[start of Provided material]
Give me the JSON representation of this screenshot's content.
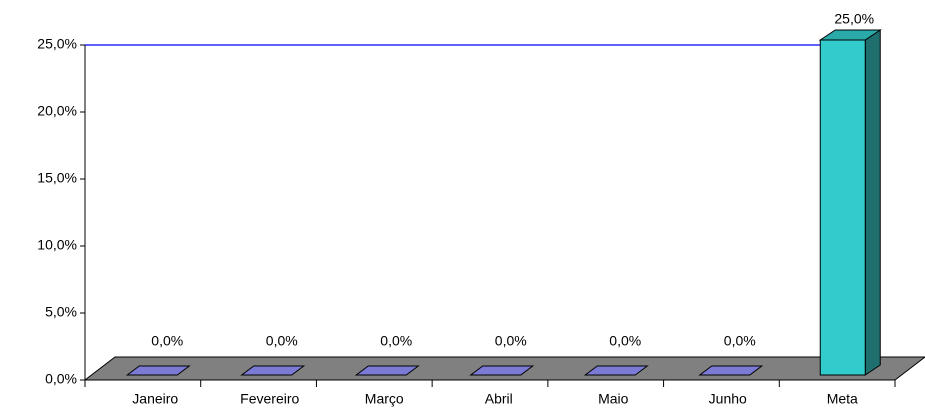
{
  "chart_data": {
    "type": "bar3d",
    "categories": [
      "Janeiro",
      "Fevereiro",
      "Março",
      "Abril",
      "Maio",
      "Junho",
      "Meta"
    ],
    "values": [
      0,
      0,
      0,
      0,
      0,
      0,
      25
    ],
    "value_labels": [
      "0,0%",
      "0,0%",
      "0,0%",
      "0,0%",
      "0,0%",
      "0,0%",
      "25,0%"
    ],
    "colors": [
      "#7b7bd6",
      "#7b7bd6",
      "#7b7bd6",
      "#7b7bd6",
      "#7b7bd6",
      "#7b7bd6",
      "#33cccc"
    ],
    "ylim": [
      0,
      25
    ],
    "yticks": [
      {
        "value": 0,
        "label": "0,0%"
      },
      {
        "value": 5,
        "label": "5,0%"
      },
      {
        "value": 10,
        "label": "10,0%"
      },
      {
        "value": 15,
        "label": "15,0%"
      },
      {
        "value": 20,
        "label": "20,0%"
      },
      {
        "value": 25,
        "label": "25,0%"
      }
    ]
  }
}
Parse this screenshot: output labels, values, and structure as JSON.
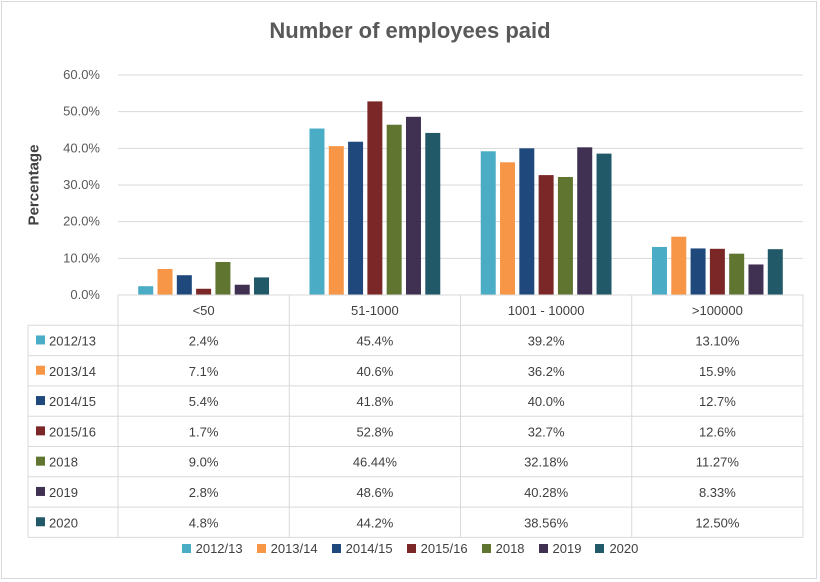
{
  "chart_data": {
    "type": "bar",
    "title": "Number of employees paid",
    "ylabel": "Percentage",
    "ylim": [
      0,
      60
    ],
    "yticks": [
      "0.0%",
      "10.0%",
      "20.0%",
      "30.0%",
      "40.0%",
      "50.0%",
      "60.0%"
    ],
    "categories": [
      "<50",
      "51-1000",
      "1001 - 10000",
      ">100000"
    ],
    "legend_position": "bottom",
    "grid": true,
    "series": [
      {
        "name": "2012/13",
        "color": "#4bacc6",
        "values": [
          2.4,
          45.4,
          39.2,
          13.1
        ],
        "labels": [
          "2.4%",
          "45.4%",
          "39.2%",
          "13.10%"
        ]
      },
      {
        "name": "2013/14",
        "color": "#f79646",
        "values": [
          7.1,
          40.6,
          36.2,
          15.9
        ],
        "labels": [
          "7.1%",
          "40.6%",
          "36.2%",
          "15.9%"
        ]
      },
      {
        "name": "2014/15",
        "color": "#1f497d",
        "values": [
          5.4,
          41.8,
          40.0,
          12.7
        ],
        "labels": [
          "5.4%",
          "41.8%",
          "40.0%",
          "12.7%"
        ]
      },
      {
        "name": "2015/16",
        "color": "#7b2727",
        "values": [
          1.7,
          52.8,
          32.7,
          12.6
        ],
        "labels": [
          "1.7%",
          "52.8%",
          "32.7%",
          "12.6%"
        ]
      },
      {
        "name": "2018",
        "color": "#5f7530",
        "values": [
          9.0,
          46.44,
          32.18,
          11.27
        ],
        "labels": [
          "9.0%",
          "46.44%",
          "32.18%",
          "11.27%"
        ]
      },
      {
        "name": "2019",
        "color": "#403152",
        "values": [
          2.8,
          48.6,
          40.28,
          8.33
        ],
        "labels": [
          "2.8%",
          "48.6%",
          "40.28%",
          "8.33%"
        ]
      },
      {
        "name": "2020",
        "color": "#215968",
        "values": [
          4.8,
          44.2,
          38.56,
          12.5
        ],
        "labels": [
          "4.8%",
          "44.2%",
          "38.56%",
          "12.50%"
        ]
      }
    ]
  }
}
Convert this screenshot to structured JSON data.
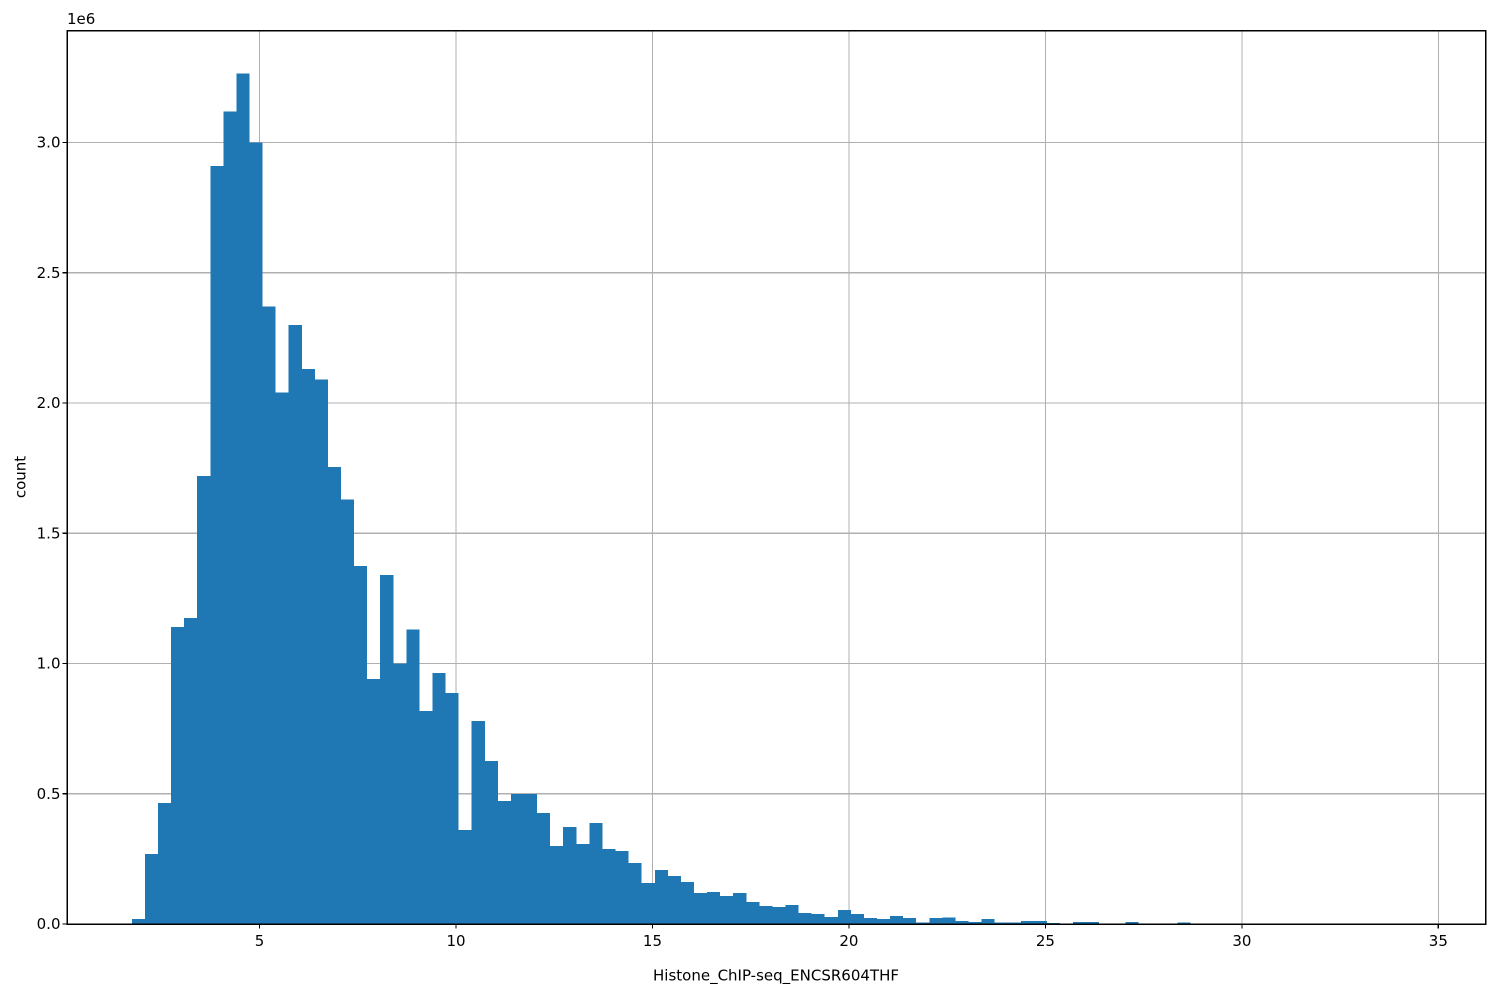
{
  "chart_data": {
    "type": "bar",
    "subtype": "histogram",
    "title": "",
    "xlabel": "Histone_ChIP-seq_ENCSR604THF",
    "ylabel": "count",
    "y_offset_text": "1e6",
    "legend": null,
    "grid": true,
    "xlim": [
      0.1,
      36.2
    ],
    "ylim": [
      0,
      3430000
    ],
    "x_tick_values": [
      5,
      10,
      15,
      20,
      25,
      30,
      35
    ],
    "x_tick_labels": [
      "5",
      "10",
      "15",
      "20",
      "25",
      "30",
      "35"
    ],
    "y_tick_values": [
      0,
      500000,
      1000000,
      1500000,
      2000000,
      2500000,
      3000000
    ],
    "y_tick_labels": [
      "0.0",
      "0.5",
      "1.0",
      "1.5",
      "2.0",
      "2.5",
      "3.0"
    ],
    "bin_start": 1.75,
    "bin_width": 0.3327,
    "counts": [
      19000,
      269000,
      464000,
      1140000,
      1174000,
      1720000,
      2910000,
      3120000,
      3265000,
      3000000,
      2370000,
      2040000,
      2300000,
      2130000,
      2090000,
      1755000,
      1630000,
      1375000,
      940000,
      1340000,
      1000000,
      1130000,
      817000,
      963000,
      887000,
      361000,
      779000,
      626000,
      472000,
      499000,
      499000,
      426000,
      299000,
      372000,
      307000,
      388000,
      288000,
      280000,
      234000,
      157000,
      207000,
      184000,
      161000,
      119000,
      123000,
      107000,
      119000,
      84000,
      69000,
      65000,
      73000,
      42000,
      38000,
      27000,
      54000,
      38000,
      23000,
      20000,
      30000,
      23000,
      6000,
      23000,
      24000,
      12000,
      8000,
      20000,
      5000,
      5000,
      12000,
      12000,
      3000,
      2000,
      8000,
      8000,
      2000,
      2000,
      7000,
      2000,
      1000,
      2000,
      6000
    ],
    "colors": {
      "bar": "#1f77b4",
      "grid": "#b0b0b0",
      "spine": "#000000",
      "text": "#000000",
      "background": "#ffffff"
    }
  }
}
[end of Provided material]
_Goal:_ Write out the material above once more, exactly as it reads, with no pictures.

_Finished task:_
Give me the JSON representation of this screenshot's content.
{
  "chart_data": {
    "type": "bar3d",
    "categories": [
      "Janeiro",
      "Fevereiro",
      "Março",
      "Abril",
      "Maio",
      "Junho",
      "Meta"
    ],
    "values": [
      0,
      0,
      0,
      0,
      0,
      0,
      25
    ],
    "value_labels": [
      "0,0%",
      "0,0%",
      "0,0%",
      "0,0%",
      "0,0%",
      "0,0%",
      "25,0%"
    ],
    "colors": [
      "#7b7bd6",
      "#7b7bd6",
      "#7b7bd6",
      "#7b7bd6",
      "#7b7bd6",
      "#7b7bd6",
      "#33cccc"
    ],
    "ylim": [
      0,
      25
    ],
    "yticks": [
      {
        "value": 0,
        "label": "0,0%"
      },
      {
        "value": 5,
        "label": "5,0%"
      },
      {
        "value": 10,
        "label": "10,0%"
      },
      {
        "value": 15,
        "label": "15,0%"
      },
      {
        "value": 20,
        "label": "20,0%"
      },
      {
        "value": 25,
        "label": "25,0%"
      }
    ]
  }
}
Parse this screenshot: output labels, values, and structure as JSON.
{
  "chart_data": {
    "type": "bar",
    "title": "Number of employees paid",
    "ylabel": "Percentage",
    "ylim": [
      0,
      60
    ],
    "yticks": [
      "0.0%",
      "10.0%",
      "20.0%",
      "30.0%",
      "40.0%",
      "50.0%",
      "60.0%"
    ],
    "categories": [
      "<50",
      "51-1000",
      "1001 - 10000",
      ">100000"
    ],
    "legend_position": "bottom",
    "grid": true,
    "series": [
      {
        "name": "2012/13",
        "color": "#4bacc6",
        "values": [
          2.4,
          45.4,
          39.2,
          13.1
        ],
        "labels": [
          "2.4%",
          "45.4%",
          "39.2%",
          "13.10%"
        ]
      },
      {
        "name": "2013/14",
        "color": "#f79646",
        "values": [
          7.1,
          40.6,
          36.2,
          15.9
        ],
        "labels": [
          "7.1%",
          "40.6%",
          "36.2%",
          "15.9%"
        ]
      },
      {
        "name": "2014/15",
        "color": "#1f497d",
        "values": [
          5.4,
          41.8,
          40.0,
          12.7
        ],
        "labels": [
          "5.4%",
          "41.8%",
          "40.0%",
          "12.7%"
        ]
      },
      {
        "name": "2015/16",
        "color": "#7b2727",
        "values": [
          1.7,
          52.8,
          32.7,
          12.6
        ],
        "labels": [
          "1.7%",
          "52.8%",
          "32.7%",
          "12.6%"
        ]
      },
      {
        "name": "2018",
        "color": "#5f7530",
        "values": [
          9.0,
          46.44,
          32.18,
          11.27
        ],
        "labels": [
          "9.0%",
          "46.44%",
          "32.18%",
          "11.27%"
        ]
      },
      {
        "name": "2019",
        "color": "#403152",
        "values": [
          2.8,
          48.6,
          40.28,
          8.33
        ],
        "labels": [
          "2.8%",
          "48.6%",
          "40.28%",
          "8.33%"
        ]
      },
      {
        "name": "2020",
        "color": "#215968",
        "values": [
          4.8,
          44.2,
          38.56,
          12.5
        ],
        "labels": [
          "4.8%",
          "44.2%",
          "38.56%",
          "12.50%"
        ]
      }
    ]
  }
}
Convert this screenshot to structured JSON data.
{
  "chart_data": {
    "type": "bar",
    "subtype": "histogram",
    "title": "",
    "xlabel": "Histone_ChIP-seq_ENCSR604THF",
    "ylabel": "count",
    "y_offset_text": "1e6",
    "legend": null,
    "grid": true,
    "xlim": [
      0.1,
      36.2
    ],
    "ylim": [
      0,
      3430000
    ],
    "x_tick_values": [
      5,
      10,
      15,
      20,
      25,
      30,
      35
    ],
    "x_tick_labels": [
      "5",
      "10",
      "15",
      "20",
      "25",
      "30",
      "35"
    ],
    "y_tick_values": [
      0,
      500000,
      1000000,
      1500000,
      2000000,
      2500000,
      3000000
    ],
    "y_tick_labels": [
      "0.0",
      "0.5",
      "1.0",
      "1.5",
      "2.0",
      "2.5",
      "3.0"
    ],
    "bin_start": 1.75,
    "bin_width": 0.3327,
    "counts": [
      19000,
      269000,
      464000,
      1140000,
      1174000,
      1720000,
      2910000,
      3120000,
      3265000,
      3000000,
      2370000,
      2040000,
      2300000,
      2130000,
      2090000,
      1755000,
      1630000,
      1375000,
      940000,
      1340000,
      1000000,
      1130000,
      817000,
      963000,
      887000,
      361000,
      779000,
      626000,
      472000,
      499000,
      499000,
      426000,
      299000,
      372000,
      307000,
      388000,
      288000,
      280000,
      234000,
      157000,
      207000,
      184000,
      161000,
      119000,
      123000,
      107000,
      119000,
      84000,
      69000,
      65000,
      73000,
      42000,
      38000,
      27000,
      54000,
      38000,
      23000,
      20000,
      30000,
      23000,
      6000,
      23000,
      24000,
      12000,
      8000,
      20000,
      5000,
      5000,
      12000,
      12000,
      3000,
      2000,
      8000,
      8000,
      2000,
      2000,
      7000,
      2000,
      1000,
      2000,
      6000
    ],
    "colors": {
      "bar": "#1f77b4",
      "grid": "#b0b0b0",
      "spine": "#000000",
      "text": "#000000",
      "background": "#ffffff"
    }
  }
}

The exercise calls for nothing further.